Print the data exactly as it is given, please.

BEGIN Available data

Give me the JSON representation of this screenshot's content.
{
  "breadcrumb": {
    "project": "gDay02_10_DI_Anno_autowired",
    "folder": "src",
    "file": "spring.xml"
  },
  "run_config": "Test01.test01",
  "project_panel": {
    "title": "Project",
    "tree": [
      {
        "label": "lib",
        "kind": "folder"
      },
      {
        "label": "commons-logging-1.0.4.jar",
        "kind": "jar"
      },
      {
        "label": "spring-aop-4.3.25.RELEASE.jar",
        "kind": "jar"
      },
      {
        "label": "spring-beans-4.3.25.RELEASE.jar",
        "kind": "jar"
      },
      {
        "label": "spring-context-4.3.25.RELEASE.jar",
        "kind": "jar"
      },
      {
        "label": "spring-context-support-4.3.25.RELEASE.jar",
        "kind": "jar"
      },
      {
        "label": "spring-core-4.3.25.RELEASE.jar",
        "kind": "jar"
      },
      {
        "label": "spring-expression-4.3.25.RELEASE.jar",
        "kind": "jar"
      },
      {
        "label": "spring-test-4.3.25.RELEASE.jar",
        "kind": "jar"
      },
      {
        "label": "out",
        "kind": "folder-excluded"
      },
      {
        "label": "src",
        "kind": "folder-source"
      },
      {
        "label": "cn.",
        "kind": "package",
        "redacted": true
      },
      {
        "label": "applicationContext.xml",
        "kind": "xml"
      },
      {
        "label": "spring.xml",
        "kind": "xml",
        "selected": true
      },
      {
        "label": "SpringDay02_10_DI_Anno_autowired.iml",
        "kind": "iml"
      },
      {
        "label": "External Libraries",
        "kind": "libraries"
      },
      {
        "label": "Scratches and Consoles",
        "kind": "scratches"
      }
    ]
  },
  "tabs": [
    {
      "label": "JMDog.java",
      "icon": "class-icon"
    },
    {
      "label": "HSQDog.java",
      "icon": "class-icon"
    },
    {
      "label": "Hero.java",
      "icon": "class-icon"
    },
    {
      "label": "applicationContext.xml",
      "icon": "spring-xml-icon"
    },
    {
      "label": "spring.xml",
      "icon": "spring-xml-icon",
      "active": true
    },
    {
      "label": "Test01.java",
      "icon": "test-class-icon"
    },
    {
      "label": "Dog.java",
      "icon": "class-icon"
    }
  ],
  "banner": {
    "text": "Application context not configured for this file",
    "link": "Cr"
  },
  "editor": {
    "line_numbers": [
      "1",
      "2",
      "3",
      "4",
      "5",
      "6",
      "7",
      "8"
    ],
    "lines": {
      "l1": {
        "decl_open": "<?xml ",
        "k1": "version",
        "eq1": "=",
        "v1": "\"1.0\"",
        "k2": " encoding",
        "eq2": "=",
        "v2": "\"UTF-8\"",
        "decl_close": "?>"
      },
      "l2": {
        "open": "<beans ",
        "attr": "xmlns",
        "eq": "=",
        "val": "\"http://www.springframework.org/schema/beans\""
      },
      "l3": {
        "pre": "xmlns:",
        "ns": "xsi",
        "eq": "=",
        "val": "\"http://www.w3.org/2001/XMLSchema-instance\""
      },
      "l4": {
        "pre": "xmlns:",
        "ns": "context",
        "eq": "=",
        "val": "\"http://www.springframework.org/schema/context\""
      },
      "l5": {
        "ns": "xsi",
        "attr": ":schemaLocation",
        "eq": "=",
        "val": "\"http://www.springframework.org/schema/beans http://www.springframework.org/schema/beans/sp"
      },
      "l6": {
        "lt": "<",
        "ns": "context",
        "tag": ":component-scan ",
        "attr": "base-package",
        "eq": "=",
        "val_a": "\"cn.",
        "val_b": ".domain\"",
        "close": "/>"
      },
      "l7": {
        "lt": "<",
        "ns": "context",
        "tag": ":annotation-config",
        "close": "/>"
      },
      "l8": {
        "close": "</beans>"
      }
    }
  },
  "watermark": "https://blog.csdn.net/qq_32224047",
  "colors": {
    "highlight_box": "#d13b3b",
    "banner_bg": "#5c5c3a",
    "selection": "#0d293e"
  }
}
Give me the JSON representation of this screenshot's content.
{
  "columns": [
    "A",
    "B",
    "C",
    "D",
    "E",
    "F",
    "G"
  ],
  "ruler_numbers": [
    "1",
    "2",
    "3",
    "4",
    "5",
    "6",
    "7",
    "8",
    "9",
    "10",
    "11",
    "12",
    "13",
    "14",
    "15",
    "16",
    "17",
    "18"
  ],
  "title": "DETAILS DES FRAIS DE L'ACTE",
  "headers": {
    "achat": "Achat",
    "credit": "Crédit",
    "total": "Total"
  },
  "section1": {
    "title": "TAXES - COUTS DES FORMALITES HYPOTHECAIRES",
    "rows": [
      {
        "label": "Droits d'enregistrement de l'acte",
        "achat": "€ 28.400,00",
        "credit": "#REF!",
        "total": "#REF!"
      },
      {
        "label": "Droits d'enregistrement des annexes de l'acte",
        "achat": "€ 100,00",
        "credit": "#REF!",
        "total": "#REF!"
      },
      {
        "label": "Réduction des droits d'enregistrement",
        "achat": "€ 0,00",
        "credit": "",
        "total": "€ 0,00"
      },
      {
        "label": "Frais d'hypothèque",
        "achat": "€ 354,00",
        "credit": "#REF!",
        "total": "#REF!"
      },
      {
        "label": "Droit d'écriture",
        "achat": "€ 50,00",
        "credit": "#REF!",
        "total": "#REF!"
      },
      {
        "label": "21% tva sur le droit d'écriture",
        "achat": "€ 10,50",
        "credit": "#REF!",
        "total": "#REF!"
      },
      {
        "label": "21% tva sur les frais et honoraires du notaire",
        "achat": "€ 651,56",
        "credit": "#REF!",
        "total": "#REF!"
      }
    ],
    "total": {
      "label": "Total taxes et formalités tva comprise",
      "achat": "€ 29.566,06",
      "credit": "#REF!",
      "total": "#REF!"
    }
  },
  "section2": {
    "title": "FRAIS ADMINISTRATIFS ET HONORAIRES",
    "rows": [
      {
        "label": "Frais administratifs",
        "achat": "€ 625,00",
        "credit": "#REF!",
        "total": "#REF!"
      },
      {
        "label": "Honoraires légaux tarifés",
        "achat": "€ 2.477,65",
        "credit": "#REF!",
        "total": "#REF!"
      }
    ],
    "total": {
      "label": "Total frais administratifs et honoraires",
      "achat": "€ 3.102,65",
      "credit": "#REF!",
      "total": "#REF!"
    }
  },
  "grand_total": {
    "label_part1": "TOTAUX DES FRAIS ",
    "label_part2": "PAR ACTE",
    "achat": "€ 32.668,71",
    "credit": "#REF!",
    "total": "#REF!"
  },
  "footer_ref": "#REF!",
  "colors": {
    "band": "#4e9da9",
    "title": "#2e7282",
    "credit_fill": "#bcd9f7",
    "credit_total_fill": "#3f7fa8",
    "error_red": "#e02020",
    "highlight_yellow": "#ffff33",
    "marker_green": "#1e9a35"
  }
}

END Available data

Worked solution
Give me the JSON representation of this screenshot's content.
{
  "breadcrumb": {
    "project": "gDay02_10_DI_Anno_autowired",
    "folder": "src",
    "file": "spring.xml"
  },
  "run_config": "Test01.test01",
  "project_panel": {
    "title": "Project",
    "tree": [
      {
        "label": "lib",
        "kind": "folder"
      },
      {
        "label": "commons-logging-1.0.4.jar",
        "kind": "jar"
      },
      {
        "label": "spring-aop-4.3.25.RELEASE.jar",
        "kind": "jar"
      },
      {
        "label": "spring-beans-4.3.25.RELEASE.jar",
        "kind": "jar"
      },
      {
        "label": "spring-context-4.3.25.RELEASE.jar",
        "kind": "jar"
      },
      {
        "label": "spring-context-support-4.3.25.RELEASE.jar",
        "kind": "jar"
      },
      {
        "label": "spring-core-4.3.25.RELEASE.jar",
        "kind": "jar"
      },
      {
        "label": "spring-expression-4.3.25.RELEASE.jar",
        "kind": "jar"
      },
      {
        "label": "spring-test-4.3.25.RELEASE.jar",
        "kind": "jar"
      },
      {
        "label": "out",
        "kind": "folder-excluded"
      },
      {
        "label": "src",
        "kind": "folder-source"
      },
      {
        "label": "cn.",
        "kind": "package",
        "redacted": true
      },
      {
        "label": "applicationContext.xml",
        "kind": "xml"
      },
      {
        "label": "spring.xml",
        "kind": "xml",
        "selected": true
      },
      {
        "label": "SpringDay02_10_DI_Anno_autowired.iml",
        "kind": "iml"
      },
      {
        "label": "External Libraries",
        "kind": "libraries"
      },
      {
        "label": "Scratches and Consoles",
        "kind": "scratches"
      }
    ]
  },
  "tabs": [
    {
      "label": "JMDog.java",
      "icon": "class-icon"
    },
    {
      "label": "HSQDog.java",
      "icon": "class-icon"
    },
    {
      "label": "Hero.java",
      "icon": "class-icon"
    },
    {
      "label": "applicationContext.xml",
      "icon": "spring-xml-icon"
    },
    {
      "label": "spring.xml",
      "icon": "spring-xml-icon",
      "active": true
    },
    {
      "label": "Test01.java",
      "icon": "test-class-icon"
    },
    {
      "label": "Dog.java",
      "icon": "class-icon"
    }
  ],
  "banner": {
    "text": "Application context not configured for this file",
    "link": "Cr"
  },
  "editor": {
    "line_numbers": [
      "1",
      "2",
      "3",
      "4",
      "5",
      "6",
      "7",
      "8"
    ],
    "lines": {
      "l1": {
        "decl_open": "<?xml ",
        "k1": "version",
        "eq1": "=",
        "v1": "\"1.0\"",
        "k2": " encoding",
        "eq2": "=",
        "v2": "\"UTF-8\"",
        "decl_close": "?>"
      },
      "l2": {
        "open": "<beans ",
        "attr": "xmlns",
        "eq": "=",
        "val": "\"http://www.springframework.org/schema/beans\""
      },
      "l3": {
        "pre": "xmlns:",
        "ns": "xsi",
        "eq": "=",
        "val": "\"http://www.w3.org/2001/XMLSchema-instance\""
      },
      "l4": {
        "pre": "xmlns:",
        "ns": "context",
        "eq": "=",
        "val": "\"http://www.springframework.org/schema/context\""
      },
      "l5": {
        "ns": "xsi",
        "attr": ":schemaLocation",
        "eq": "=",
        "val": "\"http://www.springframework.org/schema/beans http://www.springframework.org/schema/beans/sp"
      },
      "l6": {
        "lt": "<",
        "ns": "context",
        "tag": ":component-scan ",
        "attr": "base-package",
        "eq": "=",
        "val_a": "\"cn.",
        "val_b": ".domain\"",
        "close": "/>"
      },
      "l7": {
        "lt": "<",
        "ns": "context",
        "tag": ":annotation-config",
        "close": "/>"
      },
      "l8": {
        "close": "</beans>"
      }
    }
  },
  "watermark": "https://blog.csdn.net/qq_32224047",
  "colors": {
    "highlight_box": "#d13b3b",
    "banner_bg": "#5c5c3a",
    "selection": "#0d293e"
  }
}
Give me the JSON representation of this screenshot's content.
{
  "columns": [
    "A",
    "B",
    "C",
    "D",
    "E",
    "F",
    "G"
  ],
  "ruler_numbers": [
    "1",
    "2",
    "3",
    "4",
    "5",
    "6",
    "7",
    "8",
    "9",
    "10",
    "11",
    "12",
    "13",
    "14",
    "15",
    "16",
    "17",
    "18"
  ],
  "title": "DETAILS DES FRAIS DE L'ACTE",
  "headers": {
    "achat": "Achat",
    "credit": "Crédit",
    "total": "Total"
  },
  "section1": {
    "title": "TAXES - COUTS DES FORMALITES HYPOTHECAIRES",
    "rows": [
      {
        "label": "Droits d'enregistrement de l'acte",
        "achat": "€ 28.400,00",
        "credit": "#REF!",
        "total": "#REF!"
      },
      {
        "label": "Droits d'enregistrement des annexes de l'acte",
        "achat": "€ 100,00",
        "credit": "#REF!",
        "total": "#REF!"
      },
      {
        "label": "Réduction des droits d'enregistrement",
        "achat": "€ 0,00",
        "credit": "",
        "total": "€ 0,00"
      },
      {
        "label": "Frais d'hypothèque",
        "achat": "€ 354,00",
        "credit": "#REF!",
        "total": "#REF!"
      },
      {
        "label": "Droit d'écriture",
        "achat": "€ 50,00",
        "credit": "#REF!",
        "total": "#REF!"
      },
      {
        "label": "21% tva sur le droit d'écriture",
        "achat": "€ 10,50",
        "credit": "#REF!",
        "total": "#REF!"
      },
      {
        "label": "21% tva sur les frais et honoraires du notaire",
        "achat": "€ 651,56",
        "credit": "#REF!",
        "total": "#REF!"
      }
    ],
    "total": {
      "label": "Total taxes et formalités tva comprise",
      "achat": "€ 29.566,06",
      "credit": "#REF!",
      "total": "#REF!"
    }
  },
  "section2": {
    "title": "FRAIS ADMINISTRATIFS ET HONORAIRES",
    "rows": [
      {
        "label": "Frais administratifs",
        "achat": "€ 625,00",
        "credit": "#REF!",
        "total": "#REF!"
      },
      {
        "label": "Honoraires légaux tarifés",
        "achat": "€ 2.477,65",
        "credit": "#REF!",
        "total": "#REF!"
      }
    ],
    "total": {
      "label": "Total frais administratifs et honoraires",
      "achat": "€ 3.102,65",
      "credit": "#REF!",
      "total": "#REF!"
    }
  },
  "grand_total": {
    "label_part1": "TOTAUX DES FRAIS ",
    "label_part2": "PAR ACTE",
    "achat": "€ 32.668,71",
    "credit": "#REF!",
    "total": "#REF!"
  },
  "footer_ref": "#REF!",
  "colors": {
    "band": "#4e9da9",
    "title": "#2e7282",
    "credit_fill": "#bcd9f7",
    "credit_total_fill": "#3f7fa8",
    "error_red": "#e02020",
    "highlight_yellow": "#ffff33",
    "marker_green": "#1e9a35"
  }
}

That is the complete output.